■ DATA FOR THE TASK:
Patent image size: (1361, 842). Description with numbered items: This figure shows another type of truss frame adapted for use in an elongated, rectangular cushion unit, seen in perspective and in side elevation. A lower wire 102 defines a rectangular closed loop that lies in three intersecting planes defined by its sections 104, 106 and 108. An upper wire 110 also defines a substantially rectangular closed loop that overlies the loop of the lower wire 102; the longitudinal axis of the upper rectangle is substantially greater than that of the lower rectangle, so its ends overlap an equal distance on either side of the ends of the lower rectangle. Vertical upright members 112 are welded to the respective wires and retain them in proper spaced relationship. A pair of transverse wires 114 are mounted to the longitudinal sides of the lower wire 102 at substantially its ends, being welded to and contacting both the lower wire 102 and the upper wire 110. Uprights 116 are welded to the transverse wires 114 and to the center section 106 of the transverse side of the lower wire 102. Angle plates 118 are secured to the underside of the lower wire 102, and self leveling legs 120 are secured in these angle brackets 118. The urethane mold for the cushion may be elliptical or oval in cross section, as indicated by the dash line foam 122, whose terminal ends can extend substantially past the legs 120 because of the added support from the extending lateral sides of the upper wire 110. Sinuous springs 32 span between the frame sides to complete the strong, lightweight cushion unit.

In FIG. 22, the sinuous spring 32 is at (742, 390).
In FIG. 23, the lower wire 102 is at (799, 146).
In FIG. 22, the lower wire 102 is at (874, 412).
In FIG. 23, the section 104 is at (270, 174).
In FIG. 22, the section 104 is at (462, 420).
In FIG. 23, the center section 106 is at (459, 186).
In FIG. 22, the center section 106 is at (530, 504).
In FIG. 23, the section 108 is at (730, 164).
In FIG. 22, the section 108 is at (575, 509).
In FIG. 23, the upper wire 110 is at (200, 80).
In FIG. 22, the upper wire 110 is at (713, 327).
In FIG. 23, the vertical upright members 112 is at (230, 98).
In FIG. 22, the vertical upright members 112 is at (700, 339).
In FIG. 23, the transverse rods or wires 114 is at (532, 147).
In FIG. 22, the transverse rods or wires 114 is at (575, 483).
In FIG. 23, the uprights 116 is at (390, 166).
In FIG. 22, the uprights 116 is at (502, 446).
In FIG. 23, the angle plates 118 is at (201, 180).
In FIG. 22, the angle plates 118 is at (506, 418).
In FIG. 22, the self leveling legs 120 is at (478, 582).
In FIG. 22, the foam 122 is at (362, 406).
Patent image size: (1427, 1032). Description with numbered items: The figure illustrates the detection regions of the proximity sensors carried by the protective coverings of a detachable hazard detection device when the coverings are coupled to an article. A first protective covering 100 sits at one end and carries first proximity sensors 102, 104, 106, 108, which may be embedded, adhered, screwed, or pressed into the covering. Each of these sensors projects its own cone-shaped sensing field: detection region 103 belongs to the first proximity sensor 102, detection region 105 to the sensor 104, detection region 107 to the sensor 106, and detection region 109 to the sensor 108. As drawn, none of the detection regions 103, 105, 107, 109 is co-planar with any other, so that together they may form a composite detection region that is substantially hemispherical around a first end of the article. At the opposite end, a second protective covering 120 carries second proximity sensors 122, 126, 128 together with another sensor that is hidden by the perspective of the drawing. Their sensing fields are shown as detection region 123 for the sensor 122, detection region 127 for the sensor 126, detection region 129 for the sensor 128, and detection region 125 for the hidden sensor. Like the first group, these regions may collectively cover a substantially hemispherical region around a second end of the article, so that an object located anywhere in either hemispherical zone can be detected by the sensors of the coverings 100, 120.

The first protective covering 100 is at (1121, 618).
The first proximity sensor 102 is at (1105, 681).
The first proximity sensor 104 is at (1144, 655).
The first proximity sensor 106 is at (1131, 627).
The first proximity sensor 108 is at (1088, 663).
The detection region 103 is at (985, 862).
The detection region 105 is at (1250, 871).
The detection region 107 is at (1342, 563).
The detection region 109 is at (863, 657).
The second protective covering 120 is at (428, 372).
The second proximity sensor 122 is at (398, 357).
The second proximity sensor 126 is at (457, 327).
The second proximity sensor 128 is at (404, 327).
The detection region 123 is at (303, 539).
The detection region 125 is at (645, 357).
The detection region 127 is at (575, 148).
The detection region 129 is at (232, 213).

■ DIRECTIONS FOR THIS TASK: Reproduce all of the records with every occurrence of "cushion unit" changed to "mattress unit" and everything else left as is.

■ RESULT OF THE TASK:
Patent image size: (1361, 842). Description with numbered items: This figure shows another type of truss frame adapted for use in an elongated, rectangular mattress unit, seen in perspective and in side elevation. A lower wire 102 defines a rectangular closed loop that lies in three intersecting planes defined by its sections 104, 106 and 108. An upper wire 110 also defines a substantially rectangular closed loop that overlies the loop of the lower wire 102; the longitudinal axis of the upper rectangle is substantially greater than that of the lower rectangle, so its ends overlap an equal distance on either side of the ends of the lower rectangle. Vertical upright members 112 are welded to the respective wires and retain them in proper spaced relationship. A pair of transverse wires 114 are mounted to the longitudinal sides of the lower wire 102 at substantially its ends, being welded to and contacting both the lower wire 102 and the upper wire 110. Uprights 116 are welded to the transverse wires 114 and to the center section 106 of the transverse side of the lower wire 102. Angle plates 118 are secured to the underside of the lower wire 102, and self leveling legs 120 are secured in these angle brackets 118. The urethane mold for the cushion may be elliptical or oval in cross section, as indicated by the dash line foam 122, whose terminal ends can extend substantially past the legs 120 because of the added support from the extending lateral sides of the upper wire 110. Sinuous springs 32 span between the frame sides to complete the strong, lightweight mattress unit.

In FIG. 22, the sinuous spring 32 is at (742, 390).
In FIG. 23, the lower wire 102 is at (799, 146).
In FIG. 22, the lower wire 102 is at (874, 412).
In FIG. 23, the section 104 is at (270, 174).
In FIG. 22, the section 104 is at (462, 420).
In FIG. 23, the center section 106 is at (459, 186).
In FIG. 22, the center section 106 is at (530, 504).
In FIG. 23, the section 108 is at (730, 164).
In FIG. 22, the section 108 is at (575, 509).
In FIG. 23, the upper wire 110 is at (200, 80).
In FIG. 22, the upper wire 110 is at (713, 327).
In FIG. 23, the vertical upright members 112 is at (230, 98).
In FIG. 22, the vertical upright members 112 is at (700, 339).
In FIG. 23, the transverse rods or wires 114 is at (532, 147).
In FIG. 22, the transverse rods or wires 114 is at (575, 483).
In FIG. 23, the uprights 116 is at (390, 166).
In FIG. 22, the uprights 116 is at (502, 446).
In FIG. 23, the angle plates 118 is at (201, 180).
In FIG. 22, the angle plates 118 is at (506, 418).
In FIG. 22, the self leveling legs 120 is at (478, 582).
In FIG. 22, the foam 122 is at (362, 406).
Patent image size: (1427, 1032). Description with numbered items: The figure illustrates the detection regions of the proximity sensors carried by the protective coverings of a detachable hazard detection device when the coverings are coupled to an article. A first protective covering 100 sits at one end and carries first proximity sensors 102, 104, 106, 108, which may be embedded, adhered, screwed, or pressed into the covering. Each of these sensors projects its own cone-shaped sensing field: detection region 103 belongs to the first proximity sensor 102, detection region 105 to the sensor 104, detection region 107 to the sensor 106, and detection region 109 to the sensor 108. As drawn, none of the detection regions 103, 105, 107, 109 is co-planar with any other, so that together they may form a composite detection region that is substantially hemispherical around a first end of the article. At the opposite end, a second protective covering 120 carries second proximity sensors 122, 126, 128 together with another sensor that is hidden by the perspective of the drawing. Their sensing fields are shown as detection region 123 for the sensor 122, detection region 127 for the sensor 126, detection region 129 for the sensor 128, and detection region 125 for the hidden sensor. Like the first group, these regions may collectively cover a substantially hemispherical region around a second end of the article, so that an object located anywhere in either hemispherical zone can be detected by the sensors of the coverings 100, 120.

The first protective covering 100 is at (1121, 618).
The first proximity sensor 102 is at (1105, 681).
The first proximity sensor 104 is at (1144, 655).
The first proximity sensor 106 is at (1131, 627).
The first proximity sensor 108 is at (1088, 663).
The detection region 103 is at (985, 862).
The detection region 105 is at (1250, 871).
The detection region 107 is at (1342, 563).
The detection region 109 is at (863, 657).
The second protective covering 120 is at (428, 372).
The second proximity sensor 122 is at (398, 357).
The second proximity sensor 126 is at (457, 327).
The second proximity sensor 128 is at (404, 327).
The detection region 123 is at (303, 539).
The detection region 125 is at (645, 357).
The detection region 127 is at (575, 148).
The detection region 129 is at (232, 213).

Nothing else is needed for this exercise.